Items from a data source
========================================
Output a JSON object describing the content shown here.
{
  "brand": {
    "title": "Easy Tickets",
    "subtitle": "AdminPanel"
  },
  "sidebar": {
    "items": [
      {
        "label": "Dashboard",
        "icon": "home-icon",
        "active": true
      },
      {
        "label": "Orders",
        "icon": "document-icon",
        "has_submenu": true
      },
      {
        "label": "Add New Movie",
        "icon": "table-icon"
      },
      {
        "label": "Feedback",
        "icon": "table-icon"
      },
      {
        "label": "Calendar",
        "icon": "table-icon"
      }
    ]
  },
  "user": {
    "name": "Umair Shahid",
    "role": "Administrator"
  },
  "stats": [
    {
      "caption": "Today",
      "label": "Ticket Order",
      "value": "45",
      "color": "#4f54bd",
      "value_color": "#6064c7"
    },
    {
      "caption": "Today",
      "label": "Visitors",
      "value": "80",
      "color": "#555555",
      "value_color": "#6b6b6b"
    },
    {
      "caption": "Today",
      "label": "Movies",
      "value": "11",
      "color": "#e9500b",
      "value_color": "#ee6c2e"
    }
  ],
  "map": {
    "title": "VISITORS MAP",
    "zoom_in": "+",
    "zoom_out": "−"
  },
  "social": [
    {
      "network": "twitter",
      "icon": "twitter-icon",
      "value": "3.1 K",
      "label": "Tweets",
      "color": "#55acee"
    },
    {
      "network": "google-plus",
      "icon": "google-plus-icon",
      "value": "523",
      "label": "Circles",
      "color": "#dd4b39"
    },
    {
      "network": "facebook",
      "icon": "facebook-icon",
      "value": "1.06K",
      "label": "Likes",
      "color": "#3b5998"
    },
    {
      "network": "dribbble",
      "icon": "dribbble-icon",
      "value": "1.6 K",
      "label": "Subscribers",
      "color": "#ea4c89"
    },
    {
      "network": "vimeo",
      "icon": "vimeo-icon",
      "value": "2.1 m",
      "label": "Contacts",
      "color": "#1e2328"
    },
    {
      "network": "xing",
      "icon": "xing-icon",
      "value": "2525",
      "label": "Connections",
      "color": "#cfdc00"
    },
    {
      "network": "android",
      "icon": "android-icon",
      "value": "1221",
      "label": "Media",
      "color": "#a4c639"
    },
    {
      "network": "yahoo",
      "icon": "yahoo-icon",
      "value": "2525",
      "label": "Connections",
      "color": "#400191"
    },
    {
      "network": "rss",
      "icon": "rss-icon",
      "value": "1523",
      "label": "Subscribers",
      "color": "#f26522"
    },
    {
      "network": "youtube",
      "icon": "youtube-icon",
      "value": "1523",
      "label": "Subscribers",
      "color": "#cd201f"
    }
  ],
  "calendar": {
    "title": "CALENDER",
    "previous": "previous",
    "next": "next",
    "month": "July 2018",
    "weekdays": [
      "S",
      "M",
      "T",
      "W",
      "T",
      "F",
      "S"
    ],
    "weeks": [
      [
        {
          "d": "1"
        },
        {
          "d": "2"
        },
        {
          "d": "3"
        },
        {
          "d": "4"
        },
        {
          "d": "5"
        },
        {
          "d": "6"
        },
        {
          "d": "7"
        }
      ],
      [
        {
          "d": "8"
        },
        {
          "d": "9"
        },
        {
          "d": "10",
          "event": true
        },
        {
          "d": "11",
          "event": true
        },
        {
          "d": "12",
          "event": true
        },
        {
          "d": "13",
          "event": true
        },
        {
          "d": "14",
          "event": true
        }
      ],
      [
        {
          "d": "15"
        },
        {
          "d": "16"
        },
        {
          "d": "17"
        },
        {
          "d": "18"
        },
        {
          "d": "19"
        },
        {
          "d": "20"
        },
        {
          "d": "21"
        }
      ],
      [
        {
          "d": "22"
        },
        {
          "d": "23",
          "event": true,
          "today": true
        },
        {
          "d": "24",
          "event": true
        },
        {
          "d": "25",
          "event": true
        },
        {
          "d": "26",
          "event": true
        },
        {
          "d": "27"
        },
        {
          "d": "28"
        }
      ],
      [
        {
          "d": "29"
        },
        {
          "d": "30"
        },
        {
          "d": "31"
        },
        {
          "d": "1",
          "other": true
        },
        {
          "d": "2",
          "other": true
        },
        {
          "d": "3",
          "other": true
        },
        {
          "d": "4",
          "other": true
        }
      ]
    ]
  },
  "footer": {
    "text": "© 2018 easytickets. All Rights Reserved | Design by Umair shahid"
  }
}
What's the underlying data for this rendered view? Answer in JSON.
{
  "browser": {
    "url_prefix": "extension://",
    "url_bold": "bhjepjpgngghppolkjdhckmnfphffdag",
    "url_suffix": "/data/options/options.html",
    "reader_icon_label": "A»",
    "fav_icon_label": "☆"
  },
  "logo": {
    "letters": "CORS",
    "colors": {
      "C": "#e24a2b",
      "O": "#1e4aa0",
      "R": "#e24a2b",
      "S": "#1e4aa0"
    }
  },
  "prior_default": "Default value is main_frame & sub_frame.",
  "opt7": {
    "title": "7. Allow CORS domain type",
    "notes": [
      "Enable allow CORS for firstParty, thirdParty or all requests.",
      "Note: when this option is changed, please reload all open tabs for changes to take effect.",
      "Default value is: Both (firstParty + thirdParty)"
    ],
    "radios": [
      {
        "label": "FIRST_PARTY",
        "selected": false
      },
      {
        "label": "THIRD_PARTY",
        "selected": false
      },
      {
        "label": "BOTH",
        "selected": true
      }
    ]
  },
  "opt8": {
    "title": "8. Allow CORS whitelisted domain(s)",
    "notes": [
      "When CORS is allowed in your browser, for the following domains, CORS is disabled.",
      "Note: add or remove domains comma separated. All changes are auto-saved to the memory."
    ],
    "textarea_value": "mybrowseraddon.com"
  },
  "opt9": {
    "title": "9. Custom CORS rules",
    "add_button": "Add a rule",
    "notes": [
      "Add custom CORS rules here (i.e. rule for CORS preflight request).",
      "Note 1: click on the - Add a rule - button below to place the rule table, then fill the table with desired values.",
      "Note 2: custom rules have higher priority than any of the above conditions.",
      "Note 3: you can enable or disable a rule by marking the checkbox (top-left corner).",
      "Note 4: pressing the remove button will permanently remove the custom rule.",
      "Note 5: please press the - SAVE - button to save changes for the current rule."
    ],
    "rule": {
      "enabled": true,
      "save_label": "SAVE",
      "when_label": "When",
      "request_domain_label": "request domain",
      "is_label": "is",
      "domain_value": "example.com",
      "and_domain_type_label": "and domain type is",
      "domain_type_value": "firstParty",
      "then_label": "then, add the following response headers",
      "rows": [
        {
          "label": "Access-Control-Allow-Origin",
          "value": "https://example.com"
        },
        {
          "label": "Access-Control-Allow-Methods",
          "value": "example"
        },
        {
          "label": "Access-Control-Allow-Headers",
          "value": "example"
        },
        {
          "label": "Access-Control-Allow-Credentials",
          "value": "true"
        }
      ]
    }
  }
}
========================================
__Work instructions__. Look through the material and say how many lines hold "Default". Give the number only.

__Output of the task__. 2